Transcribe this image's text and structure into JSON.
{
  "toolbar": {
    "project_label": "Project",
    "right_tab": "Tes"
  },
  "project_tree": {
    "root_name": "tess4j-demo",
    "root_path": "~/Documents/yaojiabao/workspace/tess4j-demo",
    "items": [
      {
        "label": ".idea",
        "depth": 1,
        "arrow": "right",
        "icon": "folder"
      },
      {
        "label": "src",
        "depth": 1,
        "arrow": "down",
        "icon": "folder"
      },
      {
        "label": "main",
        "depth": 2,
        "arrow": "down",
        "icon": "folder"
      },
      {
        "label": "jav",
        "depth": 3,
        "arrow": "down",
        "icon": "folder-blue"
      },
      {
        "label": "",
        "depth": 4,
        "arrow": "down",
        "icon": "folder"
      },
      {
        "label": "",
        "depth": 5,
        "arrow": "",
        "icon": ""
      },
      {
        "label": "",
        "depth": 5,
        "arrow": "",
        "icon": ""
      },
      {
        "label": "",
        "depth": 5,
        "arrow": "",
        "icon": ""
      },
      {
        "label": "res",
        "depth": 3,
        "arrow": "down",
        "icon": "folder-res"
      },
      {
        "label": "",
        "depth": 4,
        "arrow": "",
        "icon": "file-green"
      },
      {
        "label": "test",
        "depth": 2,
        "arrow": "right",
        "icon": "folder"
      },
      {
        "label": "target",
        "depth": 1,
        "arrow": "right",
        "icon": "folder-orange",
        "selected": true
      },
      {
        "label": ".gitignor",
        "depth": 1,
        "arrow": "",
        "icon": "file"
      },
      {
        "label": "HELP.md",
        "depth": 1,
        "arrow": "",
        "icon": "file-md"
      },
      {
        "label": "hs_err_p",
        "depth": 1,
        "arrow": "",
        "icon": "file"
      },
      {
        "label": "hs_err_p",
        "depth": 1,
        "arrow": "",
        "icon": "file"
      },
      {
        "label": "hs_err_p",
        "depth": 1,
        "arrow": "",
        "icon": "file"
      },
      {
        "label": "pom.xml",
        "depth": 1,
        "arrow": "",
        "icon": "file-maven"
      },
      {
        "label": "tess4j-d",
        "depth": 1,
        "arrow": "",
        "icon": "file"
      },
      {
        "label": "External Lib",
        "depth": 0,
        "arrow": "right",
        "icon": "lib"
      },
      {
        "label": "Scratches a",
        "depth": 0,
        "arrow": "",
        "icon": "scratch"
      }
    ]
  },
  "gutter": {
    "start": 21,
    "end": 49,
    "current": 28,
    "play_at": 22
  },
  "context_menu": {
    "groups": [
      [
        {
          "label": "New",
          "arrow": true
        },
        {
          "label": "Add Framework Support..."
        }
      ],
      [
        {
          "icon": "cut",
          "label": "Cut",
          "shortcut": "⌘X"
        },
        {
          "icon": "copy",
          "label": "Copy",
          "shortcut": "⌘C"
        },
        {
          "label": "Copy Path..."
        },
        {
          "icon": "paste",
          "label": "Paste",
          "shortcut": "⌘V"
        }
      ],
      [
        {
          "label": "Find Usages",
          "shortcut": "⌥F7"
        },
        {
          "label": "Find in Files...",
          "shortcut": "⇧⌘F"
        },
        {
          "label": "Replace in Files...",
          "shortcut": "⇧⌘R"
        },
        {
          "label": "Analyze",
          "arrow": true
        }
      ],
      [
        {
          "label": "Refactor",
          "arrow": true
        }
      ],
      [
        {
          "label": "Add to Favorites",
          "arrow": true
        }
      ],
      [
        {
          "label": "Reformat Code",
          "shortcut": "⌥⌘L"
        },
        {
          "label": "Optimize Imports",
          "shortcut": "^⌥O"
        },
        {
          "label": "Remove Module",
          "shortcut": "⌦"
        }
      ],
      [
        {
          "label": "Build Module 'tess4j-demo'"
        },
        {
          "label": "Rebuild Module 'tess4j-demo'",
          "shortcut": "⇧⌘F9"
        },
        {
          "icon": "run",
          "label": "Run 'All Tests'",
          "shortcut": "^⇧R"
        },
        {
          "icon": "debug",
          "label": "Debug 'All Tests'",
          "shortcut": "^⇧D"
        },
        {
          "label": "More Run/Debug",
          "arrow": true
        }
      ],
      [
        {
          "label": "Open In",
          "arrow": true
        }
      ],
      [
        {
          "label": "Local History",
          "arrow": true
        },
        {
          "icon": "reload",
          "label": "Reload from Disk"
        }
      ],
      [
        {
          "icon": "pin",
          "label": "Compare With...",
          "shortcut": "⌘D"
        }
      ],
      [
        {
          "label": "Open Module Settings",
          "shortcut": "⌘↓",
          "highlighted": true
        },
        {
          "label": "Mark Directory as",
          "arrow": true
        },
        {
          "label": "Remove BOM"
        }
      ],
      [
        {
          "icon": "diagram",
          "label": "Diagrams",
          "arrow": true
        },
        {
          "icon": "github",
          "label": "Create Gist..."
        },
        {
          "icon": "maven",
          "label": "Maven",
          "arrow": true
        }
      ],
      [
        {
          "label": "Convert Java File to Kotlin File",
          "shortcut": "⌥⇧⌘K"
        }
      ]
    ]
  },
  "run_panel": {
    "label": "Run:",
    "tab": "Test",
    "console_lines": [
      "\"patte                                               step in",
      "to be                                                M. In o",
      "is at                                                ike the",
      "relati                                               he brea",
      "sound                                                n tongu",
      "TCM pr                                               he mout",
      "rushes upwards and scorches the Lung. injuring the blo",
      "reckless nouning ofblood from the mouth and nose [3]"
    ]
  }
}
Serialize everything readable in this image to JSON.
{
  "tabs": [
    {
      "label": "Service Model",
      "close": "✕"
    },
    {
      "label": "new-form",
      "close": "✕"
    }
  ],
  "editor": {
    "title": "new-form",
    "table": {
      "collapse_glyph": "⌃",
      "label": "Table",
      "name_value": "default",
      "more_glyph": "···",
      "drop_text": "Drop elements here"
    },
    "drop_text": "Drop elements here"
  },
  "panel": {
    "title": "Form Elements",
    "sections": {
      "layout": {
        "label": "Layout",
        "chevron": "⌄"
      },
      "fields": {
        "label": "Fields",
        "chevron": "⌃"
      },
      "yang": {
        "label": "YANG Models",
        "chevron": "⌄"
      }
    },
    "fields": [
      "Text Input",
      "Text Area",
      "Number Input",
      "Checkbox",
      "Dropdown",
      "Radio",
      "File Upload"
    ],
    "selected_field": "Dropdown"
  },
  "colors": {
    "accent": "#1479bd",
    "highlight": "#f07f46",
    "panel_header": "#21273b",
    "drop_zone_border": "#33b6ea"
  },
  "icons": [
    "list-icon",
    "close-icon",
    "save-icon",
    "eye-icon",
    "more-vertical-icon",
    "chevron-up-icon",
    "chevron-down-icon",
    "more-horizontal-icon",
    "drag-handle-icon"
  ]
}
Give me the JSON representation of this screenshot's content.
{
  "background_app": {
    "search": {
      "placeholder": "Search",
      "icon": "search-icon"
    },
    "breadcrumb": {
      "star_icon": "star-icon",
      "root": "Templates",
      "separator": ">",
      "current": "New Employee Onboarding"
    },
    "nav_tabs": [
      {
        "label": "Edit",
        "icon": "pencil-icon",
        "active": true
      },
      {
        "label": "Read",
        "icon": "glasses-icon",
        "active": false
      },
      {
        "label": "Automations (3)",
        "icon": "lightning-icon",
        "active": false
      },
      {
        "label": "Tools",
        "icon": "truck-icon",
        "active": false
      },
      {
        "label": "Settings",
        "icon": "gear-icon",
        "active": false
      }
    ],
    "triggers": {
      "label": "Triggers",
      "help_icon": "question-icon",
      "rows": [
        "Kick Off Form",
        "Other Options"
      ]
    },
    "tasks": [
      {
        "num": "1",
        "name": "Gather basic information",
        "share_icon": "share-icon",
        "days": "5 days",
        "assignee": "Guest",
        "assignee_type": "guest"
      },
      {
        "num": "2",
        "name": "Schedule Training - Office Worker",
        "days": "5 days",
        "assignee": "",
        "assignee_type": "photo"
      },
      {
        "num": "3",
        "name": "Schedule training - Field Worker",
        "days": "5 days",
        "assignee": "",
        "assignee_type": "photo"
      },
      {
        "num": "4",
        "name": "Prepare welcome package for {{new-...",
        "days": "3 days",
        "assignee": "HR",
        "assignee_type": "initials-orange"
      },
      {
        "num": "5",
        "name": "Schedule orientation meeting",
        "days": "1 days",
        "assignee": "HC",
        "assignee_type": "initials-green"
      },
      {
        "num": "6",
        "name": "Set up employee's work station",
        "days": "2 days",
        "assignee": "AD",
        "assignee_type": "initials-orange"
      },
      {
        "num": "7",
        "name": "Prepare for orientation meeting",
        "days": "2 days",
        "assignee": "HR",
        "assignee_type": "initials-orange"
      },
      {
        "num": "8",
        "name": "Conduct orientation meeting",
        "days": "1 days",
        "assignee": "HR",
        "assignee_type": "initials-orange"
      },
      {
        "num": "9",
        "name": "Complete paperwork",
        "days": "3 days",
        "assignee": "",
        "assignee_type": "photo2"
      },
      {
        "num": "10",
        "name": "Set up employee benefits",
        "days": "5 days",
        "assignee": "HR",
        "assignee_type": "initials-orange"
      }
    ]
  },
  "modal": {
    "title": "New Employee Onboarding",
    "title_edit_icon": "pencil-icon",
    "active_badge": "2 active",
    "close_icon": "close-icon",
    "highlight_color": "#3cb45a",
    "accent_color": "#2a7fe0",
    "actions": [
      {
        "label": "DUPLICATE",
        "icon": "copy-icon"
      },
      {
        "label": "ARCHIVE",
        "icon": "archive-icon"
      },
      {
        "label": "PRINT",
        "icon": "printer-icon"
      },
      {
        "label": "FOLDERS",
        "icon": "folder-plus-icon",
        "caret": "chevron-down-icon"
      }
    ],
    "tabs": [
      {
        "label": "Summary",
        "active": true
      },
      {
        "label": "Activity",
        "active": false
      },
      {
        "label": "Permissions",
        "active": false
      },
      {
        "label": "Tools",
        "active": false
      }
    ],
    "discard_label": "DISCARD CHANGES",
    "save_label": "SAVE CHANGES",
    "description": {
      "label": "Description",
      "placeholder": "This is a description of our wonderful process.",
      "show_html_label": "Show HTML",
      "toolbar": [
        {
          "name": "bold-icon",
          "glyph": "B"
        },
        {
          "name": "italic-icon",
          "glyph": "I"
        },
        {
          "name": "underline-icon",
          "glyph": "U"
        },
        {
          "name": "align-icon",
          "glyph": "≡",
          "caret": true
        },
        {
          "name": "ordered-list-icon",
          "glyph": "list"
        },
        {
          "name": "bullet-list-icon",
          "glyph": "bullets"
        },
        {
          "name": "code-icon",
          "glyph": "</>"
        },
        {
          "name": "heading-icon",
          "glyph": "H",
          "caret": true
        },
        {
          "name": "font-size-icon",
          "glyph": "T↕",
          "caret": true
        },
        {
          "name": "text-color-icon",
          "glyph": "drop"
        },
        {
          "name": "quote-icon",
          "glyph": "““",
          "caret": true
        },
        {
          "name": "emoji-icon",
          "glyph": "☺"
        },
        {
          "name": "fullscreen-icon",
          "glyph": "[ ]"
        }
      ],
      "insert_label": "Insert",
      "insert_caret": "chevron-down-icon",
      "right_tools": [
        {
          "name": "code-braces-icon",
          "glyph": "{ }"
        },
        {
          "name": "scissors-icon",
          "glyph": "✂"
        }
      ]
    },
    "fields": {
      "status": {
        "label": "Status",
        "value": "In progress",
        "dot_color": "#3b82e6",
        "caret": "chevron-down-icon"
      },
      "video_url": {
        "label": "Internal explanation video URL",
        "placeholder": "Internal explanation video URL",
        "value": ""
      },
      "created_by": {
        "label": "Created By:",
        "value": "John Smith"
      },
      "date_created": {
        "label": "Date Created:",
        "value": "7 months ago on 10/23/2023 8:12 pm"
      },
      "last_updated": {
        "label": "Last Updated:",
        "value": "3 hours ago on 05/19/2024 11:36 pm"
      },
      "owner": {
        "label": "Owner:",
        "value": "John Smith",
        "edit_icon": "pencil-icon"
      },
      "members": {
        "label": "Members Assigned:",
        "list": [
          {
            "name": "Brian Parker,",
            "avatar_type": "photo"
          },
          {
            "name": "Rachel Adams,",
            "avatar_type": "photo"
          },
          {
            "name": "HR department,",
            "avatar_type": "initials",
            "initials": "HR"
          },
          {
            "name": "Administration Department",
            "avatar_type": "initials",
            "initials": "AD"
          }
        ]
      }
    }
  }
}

....

# EXERCISE DETAILS:
Using the material above, copy every line in which the string "image" occurs.

# ANSWER TO THIS TASK:
Transcribe this image's text and structure into JSON.
Serialize everything readable in this image to JSON.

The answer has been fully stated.